(Data records)
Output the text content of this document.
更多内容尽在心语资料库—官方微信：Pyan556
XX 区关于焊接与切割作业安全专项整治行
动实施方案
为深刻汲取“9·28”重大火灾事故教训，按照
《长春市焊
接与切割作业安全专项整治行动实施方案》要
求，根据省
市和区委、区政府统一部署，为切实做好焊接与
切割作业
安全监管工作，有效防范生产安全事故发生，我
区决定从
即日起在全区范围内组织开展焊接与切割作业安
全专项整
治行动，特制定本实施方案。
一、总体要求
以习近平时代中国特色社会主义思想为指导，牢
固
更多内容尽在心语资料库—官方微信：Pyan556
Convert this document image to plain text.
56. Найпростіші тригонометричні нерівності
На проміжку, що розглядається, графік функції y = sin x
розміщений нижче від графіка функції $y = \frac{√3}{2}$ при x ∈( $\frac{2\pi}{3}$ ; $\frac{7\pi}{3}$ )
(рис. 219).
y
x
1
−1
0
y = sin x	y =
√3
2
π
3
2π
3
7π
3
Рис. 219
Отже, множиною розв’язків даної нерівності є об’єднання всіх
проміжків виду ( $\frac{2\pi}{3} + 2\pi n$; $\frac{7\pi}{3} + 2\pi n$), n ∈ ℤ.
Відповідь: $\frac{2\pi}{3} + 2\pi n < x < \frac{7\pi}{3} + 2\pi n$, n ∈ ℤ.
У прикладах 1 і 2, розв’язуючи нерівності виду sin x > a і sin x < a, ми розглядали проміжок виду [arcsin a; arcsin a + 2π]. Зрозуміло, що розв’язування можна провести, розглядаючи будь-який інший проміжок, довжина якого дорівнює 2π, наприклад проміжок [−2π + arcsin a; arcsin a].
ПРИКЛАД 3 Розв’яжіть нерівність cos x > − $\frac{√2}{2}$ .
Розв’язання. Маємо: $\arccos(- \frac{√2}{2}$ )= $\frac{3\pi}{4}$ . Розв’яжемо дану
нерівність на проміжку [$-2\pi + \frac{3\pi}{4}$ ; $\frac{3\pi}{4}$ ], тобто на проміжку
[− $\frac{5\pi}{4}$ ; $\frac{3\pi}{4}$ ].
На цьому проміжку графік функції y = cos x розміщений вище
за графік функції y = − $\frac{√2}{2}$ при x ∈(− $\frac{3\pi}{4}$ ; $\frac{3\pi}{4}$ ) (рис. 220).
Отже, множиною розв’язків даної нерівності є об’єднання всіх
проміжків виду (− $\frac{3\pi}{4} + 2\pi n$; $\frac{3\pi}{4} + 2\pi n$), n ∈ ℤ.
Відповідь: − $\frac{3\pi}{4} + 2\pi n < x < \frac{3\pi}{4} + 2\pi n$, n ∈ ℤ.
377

WRITTEN INSTRUCTION:
Reproduce each line holding the word "функції".

ANSWER TO THIS EXERCISE:
На проміжку, що розглядається, графік функції y = sin x
розміщений нижче від графіка функції $y = \frac{√3}{2}$ при x ∈( $\frac{2\pi}{3}$ ; $\frac{7\pi}{3}$ )
На цьому проміжку графік функції y = cos x розміщений вище
за графік функції y = − $\frac{√2}{2}$ при x ∈(− $\frac{3\pi}{4}$ ; $\frac{3\pi}{4}$ ) (рис. 220).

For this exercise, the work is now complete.